RECORDS TO USE:
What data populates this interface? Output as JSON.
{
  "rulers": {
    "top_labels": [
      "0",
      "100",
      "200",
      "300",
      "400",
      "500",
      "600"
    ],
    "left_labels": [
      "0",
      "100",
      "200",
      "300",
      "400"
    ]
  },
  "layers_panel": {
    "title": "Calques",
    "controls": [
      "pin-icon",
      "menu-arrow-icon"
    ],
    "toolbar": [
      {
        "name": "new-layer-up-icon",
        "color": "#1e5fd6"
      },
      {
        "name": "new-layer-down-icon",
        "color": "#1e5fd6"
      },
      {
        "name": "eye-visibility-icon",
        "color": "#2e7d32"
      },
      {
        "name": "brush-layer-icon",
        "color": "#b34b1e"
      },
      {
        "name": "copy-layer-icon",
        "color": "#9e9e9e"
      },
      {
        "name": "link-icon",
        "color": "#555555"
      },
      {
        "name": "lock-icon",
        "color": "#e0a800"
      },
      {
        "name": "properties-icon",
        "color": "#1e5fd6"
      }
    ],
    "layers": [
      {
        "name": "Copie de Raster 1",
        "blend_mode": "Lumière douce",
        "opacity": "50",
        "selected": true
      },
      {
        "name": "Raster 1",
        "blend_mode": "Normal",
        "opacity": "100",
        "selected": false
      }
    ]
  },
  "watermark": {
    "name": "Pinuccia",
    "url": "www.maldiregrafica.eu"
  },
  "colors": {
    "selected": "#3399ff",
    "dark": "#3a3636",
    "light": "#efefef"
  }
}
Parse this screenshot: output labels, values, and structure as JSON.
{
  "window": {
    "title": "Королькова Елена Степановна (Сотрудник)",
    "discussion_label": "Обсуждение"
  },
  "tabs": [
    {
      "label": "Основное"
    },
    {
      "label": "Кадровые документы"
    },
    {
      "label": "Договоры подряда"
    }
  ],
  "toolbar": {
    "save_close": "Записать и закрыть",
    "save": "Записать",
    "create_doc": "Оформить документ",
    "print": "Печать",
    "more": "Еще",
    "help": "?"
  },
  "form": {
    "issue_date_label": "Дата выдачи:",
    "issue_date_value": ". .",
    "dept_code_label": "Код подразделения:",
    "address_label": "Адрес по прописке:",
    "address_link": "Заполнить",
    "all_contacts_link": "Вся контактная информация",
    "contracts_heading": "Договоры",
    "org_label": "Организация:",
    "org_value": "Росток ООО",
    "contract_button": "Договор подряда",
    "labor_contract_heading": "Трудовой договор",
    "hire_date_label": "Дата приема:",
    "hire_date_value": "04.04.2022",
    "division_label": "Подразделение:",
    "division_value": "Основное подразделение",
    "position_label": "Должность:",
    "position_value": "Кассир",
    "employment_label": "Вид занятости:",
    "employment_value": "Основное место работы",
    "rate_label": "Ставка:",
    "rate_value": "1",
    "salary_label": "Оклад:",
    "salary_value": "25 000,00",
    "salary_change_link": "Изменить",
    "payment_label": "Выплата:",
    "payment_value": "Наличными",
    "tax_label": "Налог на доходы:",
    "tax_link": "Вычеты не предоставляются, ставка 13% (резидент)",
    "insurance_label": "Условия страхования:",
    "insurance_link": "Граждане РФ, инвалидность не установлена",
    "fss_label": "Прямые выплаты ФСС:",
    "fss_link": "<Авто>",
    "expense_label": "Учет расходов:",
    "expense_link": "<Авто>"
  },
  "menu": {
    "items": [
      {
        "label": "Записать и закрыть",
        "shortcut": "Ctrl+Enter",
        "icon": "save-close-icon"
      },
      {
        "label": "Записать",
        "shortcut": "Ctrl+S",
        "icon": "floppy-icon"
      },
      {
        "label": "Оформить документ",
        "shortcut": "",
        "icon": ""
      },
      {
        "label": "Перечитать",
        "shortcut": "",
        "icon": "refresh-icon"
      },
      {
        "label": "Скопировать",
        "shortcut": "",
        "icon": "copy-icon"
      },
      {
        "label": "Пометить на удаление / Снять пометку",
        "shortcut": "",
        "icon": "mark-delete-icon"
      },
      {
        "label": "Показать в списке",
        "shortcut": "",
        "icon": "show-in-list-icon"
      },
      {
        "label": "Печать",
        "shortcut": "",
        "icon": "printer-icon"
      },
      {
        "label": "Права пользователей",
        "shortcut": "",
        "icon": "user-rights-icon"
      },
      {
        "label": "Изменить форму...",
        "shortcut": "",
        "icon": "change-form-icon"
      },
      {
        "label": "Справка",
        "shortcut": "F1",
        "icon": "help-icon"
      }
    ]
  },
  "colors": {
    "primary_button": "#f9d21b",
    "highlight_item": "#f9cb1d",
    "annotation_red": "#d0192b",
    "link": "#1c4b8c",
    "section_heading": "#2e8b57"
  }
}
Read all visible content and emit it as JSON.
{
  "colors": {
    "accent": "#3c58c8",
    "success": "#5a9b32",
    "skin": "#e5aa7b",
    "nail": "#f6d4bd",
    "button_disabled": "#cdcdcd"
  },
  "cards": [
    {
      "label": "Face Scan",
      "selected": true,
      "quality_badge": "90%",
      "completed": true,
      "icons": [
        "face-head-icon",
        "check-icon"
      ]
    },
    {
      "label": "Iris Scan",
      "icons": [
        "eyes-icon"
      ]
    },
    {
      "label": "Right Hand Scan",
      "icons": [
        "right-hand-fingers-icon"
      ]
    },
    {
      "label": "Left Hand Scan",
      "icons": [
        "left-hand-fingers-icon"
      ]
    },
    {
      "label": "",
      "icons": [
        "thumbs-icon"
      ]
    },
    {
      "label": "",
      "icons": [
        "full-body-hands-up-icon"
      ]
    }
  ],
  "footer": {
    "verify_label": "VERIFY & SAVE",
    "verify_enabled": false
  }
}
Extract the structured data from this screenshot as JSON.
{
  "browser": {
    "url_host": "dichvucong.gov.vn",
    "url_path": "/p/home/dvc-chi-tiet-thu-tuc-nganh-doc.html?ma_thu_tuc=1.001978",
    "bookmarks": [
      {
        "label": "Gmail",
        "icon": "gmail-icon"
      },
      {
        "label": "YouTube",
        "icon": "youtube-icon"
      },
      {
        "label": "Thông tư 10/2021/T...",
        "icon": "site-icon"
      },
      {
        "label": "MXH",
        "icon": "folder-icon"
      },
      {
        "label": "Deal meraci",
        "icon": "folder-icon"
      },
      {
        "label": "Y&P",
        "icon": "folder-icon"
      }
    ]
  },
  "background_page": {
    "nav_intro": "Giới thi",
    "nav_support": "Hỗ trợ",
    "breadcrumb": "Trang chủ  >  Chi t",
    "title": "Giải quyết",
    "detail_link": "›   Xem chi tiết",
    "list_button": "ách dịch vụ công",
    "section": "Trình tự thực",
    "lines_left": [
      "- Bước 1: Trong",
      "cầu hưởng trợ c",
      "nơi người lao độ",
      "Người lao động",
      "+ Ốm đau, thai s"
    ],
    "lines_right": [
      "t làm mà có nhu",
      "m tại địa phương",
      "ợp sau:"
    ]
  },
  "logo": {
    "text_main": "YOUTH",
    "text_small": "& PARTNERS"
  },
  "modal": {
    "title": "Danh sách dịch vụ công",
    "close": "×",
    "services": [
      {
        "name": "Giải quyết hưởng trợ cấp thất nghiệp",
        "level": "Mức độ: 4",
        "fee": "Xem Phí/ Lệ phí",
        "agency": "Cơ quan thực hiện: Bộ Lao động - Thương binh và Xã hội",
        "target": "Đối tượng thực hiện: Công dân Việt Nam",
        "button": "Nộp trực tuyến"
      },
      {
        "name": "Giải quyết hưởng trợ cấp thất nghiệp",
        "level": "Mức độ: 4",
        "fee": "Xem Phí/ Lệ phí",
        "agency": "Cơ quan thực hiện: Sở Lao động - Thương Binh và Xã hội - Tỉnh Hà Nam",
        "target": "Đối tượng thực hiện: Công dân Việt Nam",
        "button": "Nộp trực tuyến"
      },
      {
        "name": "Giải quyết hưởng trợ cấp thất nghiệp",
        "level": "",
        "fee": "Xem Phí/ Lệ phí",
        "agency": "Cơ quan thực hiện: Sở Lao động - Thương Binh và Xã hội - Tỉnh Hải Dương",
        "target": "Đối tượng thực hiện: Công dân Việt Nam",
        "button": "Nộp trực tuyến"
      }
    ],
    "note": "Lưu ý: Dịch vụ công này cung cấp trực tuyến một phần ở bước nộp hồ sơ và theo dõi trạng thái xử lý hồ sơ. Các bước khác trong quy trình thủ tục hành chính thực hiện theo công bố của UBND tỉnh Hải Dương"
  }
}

SET EXERCISE:
Within the listing above, copy each line that has the string "Записать".

PROBLEM SOLUTION:
    "save_close": "Записать и закрыть",
    "save": "Записать",
        "label": "Записать и закрыть",
        "label": "Записать",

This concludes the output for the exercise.